** Start of Provided data **

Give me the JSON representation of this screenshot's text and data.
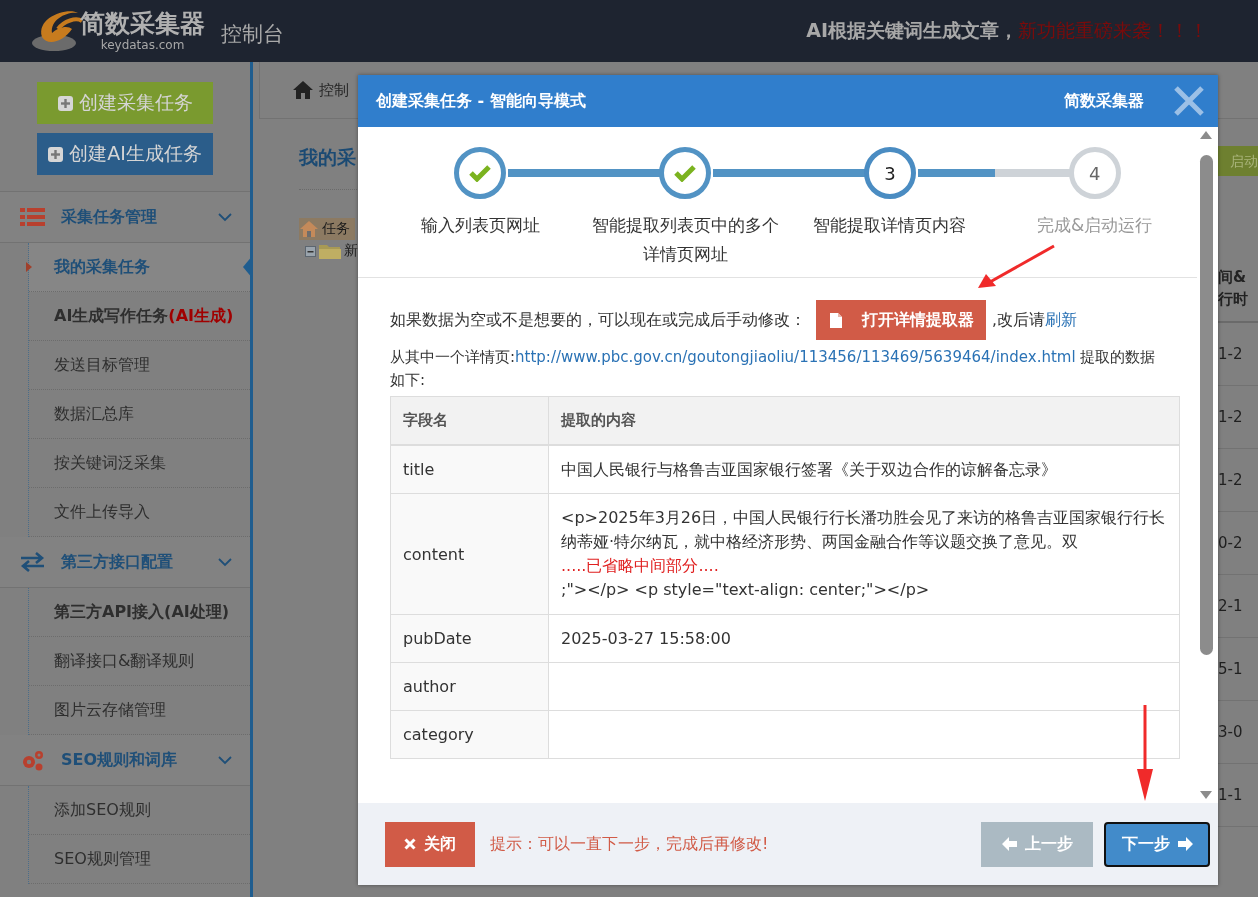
{
  "header": {
    "brand": "简数采集器",
    "domain": "keydatas.com",
    "console": "控制台",
    "notice": "AI根据关键词生成文章，",
    "notice_highlight": "新功能重磅来袭！！！"
  },
  "sidebar": {
    "buttons": [
      {
        "label": "创建采集任务",
        "kind": "collect"
      },
      {
        "label": "创建AI生成任务",
        "kind": "ai"
      }
    ],
    "sections": [
      {
        "title": "采集任务管理",
        "expanded": true,
        "items": [
          {
            "label": "我的采集任务",
            "selected": true,
            "emphasis": true
          },
          {
            "label": "AI生成写作任务",
            "tag": "(AI生成)",
            "selected": false,
            "emphasis": true
          },
          {
            "label": "发送目标管理",
            "selected": false,
            "emphasis": false
          },
          {
            "label": "数据汇总库",
            "selected": false,
            "emphasis": false
          },
          {
            "label": "按关键词泛采集",
            "selected": false,
            "emphasis": false
          },
          {
            "label": "文件上传导入",
            "selected": false,
            "emphasis": false
          }
        ]
      },
      {
        "title": "第三方接口配置",
        "expanded": true,
        "items": [
          {
            "label": "第三方API接入(AI处理)",
            "selected": false,
            "emphasis": true
          },
          {
            "label": "翻译接口&翻译规则",
            "selected": false,
            "emphasis": false
          },
          {
            "label": "图片云存储管理",
            "selected": false,
            "emphasis": false
          }
        ]
      },
      {
        "title": "SEO规则和词库",
        "expanded": true,
        "items": [
          {
            "label": "添加SEO规则",
            "selected": false,
            "emphasis": false
          },
          {
            "label": "SEO规则管理",
            "selected": false,
            "emphasis": false
          }
        ]
      }
    ]
  },
  "main": {
    "breadcrumb": "控制",
    "heading": "我的采",
    "tree": [
      {
        "label": "任务",
        "kind": "root"
      },
      {
        "label": "新",
        "kind": "folder"
      }
    ],
    "right_column": {
      "button": "启动",
      "header": [
        "间&",
        "行时"
      ],
      "cells": [
        "1-2",
        "1-2",
        "1-2",
        "0-2",
        "2-1",
        "5-1",
        "3-0",
        "1-1"
      ]
    }
  },
  "dialog": {
    "title": "创建采集任务 - 智能向导模式",
    "brand": "简数采集器",
    "steps": [
      {
        "label": "输入列表页网址",
        "completed": true,
        "active": false,
        "connector": {
          "level": 1
        }
      },
      {
        "label": "智能提取列表页中的多个详情页网址",
        "completed": true,
        "active": false,
        "connector": {
          "level": 1
        }
      },
      {
        "number": "3",
        "label": "智能提取详情页内容",
        "completed": false,
        "active": true,
        "connector": {
          "level": 0.5
        }
      },
      {
        "number": "4",
        "label": "完成&启动运行",
        "completed": false,
        "active": false
      }
    ],
    "hint_before": "如果数据为空或不是想要的，可以现在或完成后手动修改：",
    "extractor_button": "打开详情提取器",
    "hint_after": ",改后请",
    "refresh_link": "刷新",
    "source_prefix": "从其中一个详情页:",
    "source_url": "http://www.pbc.gov.cn/goutongjiaoliu/113456/113469/5639464/index.html",
    "source_suffix": " 提取的数据如下:",
    "table": {
      "columns": [
        "字段名",
        "提取的内容"
      ],
      "rows": [
        {
          "field": "title",
          "value": [
            {
              "text": "中国人民银行与格鲁吉亚国家银行签署《关于双边合作的谅解备忘录》",
              "kind": "normal"
            }
          ]
        },
        {
          "field": "content",
          "value": [
            {
              "text": "<p>2025年3月26日，中国人民银行行长潘功胜会见了来访的格鲁吉亚国家银行行长纳蒂娅·特尔纳瓦，就中格经济形势、两国金融合作等议题交换了意见。双",
              "kind": "normal"
            },
            {
              "text": ".....已省略中间部分....",
              "kind": "omitted"
            },
            {
              "text": ";\"></p> <p style=\"text-align: center;\"></p>",
              "kind": "normal"
            }
          ]
        },
        {
          "field": "pubDate",
          "value": [
            {
              "text": "2025-03-27 15:58:00",
              "kind": "normal"
            }
          ]
        },
        {
          "field": "author",
          "value": []
        },
        {
          "field": "category",
          "value": []
        }
      ]
    },
    "close_button": "关闭",
    "footer_hint": "提示：可以一直下一步，完成后再修改!",
    "prev_button": {
      "label": "上一步",
      "disabled": true
    },
    "next_button": {
      "label": "下一步",
      "disabled": false
    }
  }
}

** End of Provided data **

**Work required**
Copy every line of the records above that contains "active".

**Completed task**
        "active": false,
        "active": false,
        "active": true,
        "active": false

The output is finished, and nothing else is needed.